### Problem to work on
Every entry must be duplicated precisely as written.

[Extracted records]
☆ ☆ ☆ ☆ ☆
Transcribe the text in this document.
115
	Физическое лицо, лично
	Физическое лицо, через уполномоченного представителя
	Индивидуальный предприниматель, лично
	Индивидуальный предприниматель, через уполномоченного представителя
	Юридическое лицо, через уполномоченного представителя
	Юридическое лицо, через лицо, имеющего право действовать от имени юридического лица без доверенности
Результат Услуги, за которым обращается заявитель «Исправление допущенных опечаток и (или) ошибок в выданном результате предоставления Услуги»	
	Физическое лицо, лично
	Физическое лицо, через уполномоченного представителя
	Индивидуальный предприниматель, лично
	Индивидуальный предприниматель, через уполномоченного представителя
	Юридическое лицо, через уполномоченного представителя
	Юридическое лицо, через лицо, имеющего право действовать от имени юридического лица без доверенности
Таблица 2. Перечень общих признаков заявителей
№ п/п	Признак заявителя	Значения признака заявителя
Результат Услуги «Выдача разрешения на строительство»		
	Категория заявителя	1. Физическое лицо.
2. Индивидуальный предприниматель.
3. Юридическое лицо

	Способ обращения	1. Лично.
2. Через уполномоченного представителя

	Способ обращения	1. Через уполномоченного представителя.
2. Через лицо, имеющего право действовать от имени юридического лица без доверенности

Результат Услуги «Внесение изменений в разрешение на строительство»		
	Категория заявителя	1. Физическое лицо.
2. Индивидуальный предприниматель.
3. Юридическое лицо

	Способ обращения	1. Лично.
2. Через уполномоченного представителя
☆ ☆ ☆ ☆ ☆
### Completed exercise
Transcribe the text in this document.
115
	Физическое лицо, лично
	Физическое лицо, через уполномоченного представителя
	Индивидуальный предприниматель, лично
	Индивидуальный предприниматель, через уполномоченного представителя
	Юридическое лицо, через уполномоченного представителя
	Юридическое лицо, через лицо, имеющего право действовать от имени юридического лица без доверенности
Результат Услуги, за которым обращается заявитель «Исправление допущенных опечаток и (или) ошибок в выданном результате предоставления Услуги»	
	Физическое лицо, лично
	Физическое лицо, через уполномоченного представителя
	Индивидуальный предприниматель, лично
	Индивидуальный предприниматель, через уполномоченного представителя
	Юридическое лицо, через уполномоченного представителя
	Юридическое лицо, через лицо, имеющего право действовать от имени юридического лица без доверенности
Таблица 2. Перечень общих признаков заявителей
№ п/п	Признак заявителя	Значения признака заявителя
Результат Услуги «Выдача разрешения на строительство»		
	Категория заявителя	1. Физическое лицо.
2. Индивидуальный предприниматель.
3. Юридическое лицо

	Способ обращения	1. Лично.
2. Через уполномоченного представителя

	Способ обращения	1. Через уполномоченного представителя.
2. Через лицо, имеющего право действовать от имени юридического лица без доверенности

Результат Услуги «Внесение изменений в разрешение на строительство»		
	Категория заявителя	1. Физическое лицо.
2. Индивидуальный предприниматель.
3. Юридическое лицо

	Способ обращения	1. Лично.
2. Через уполномоченного представителя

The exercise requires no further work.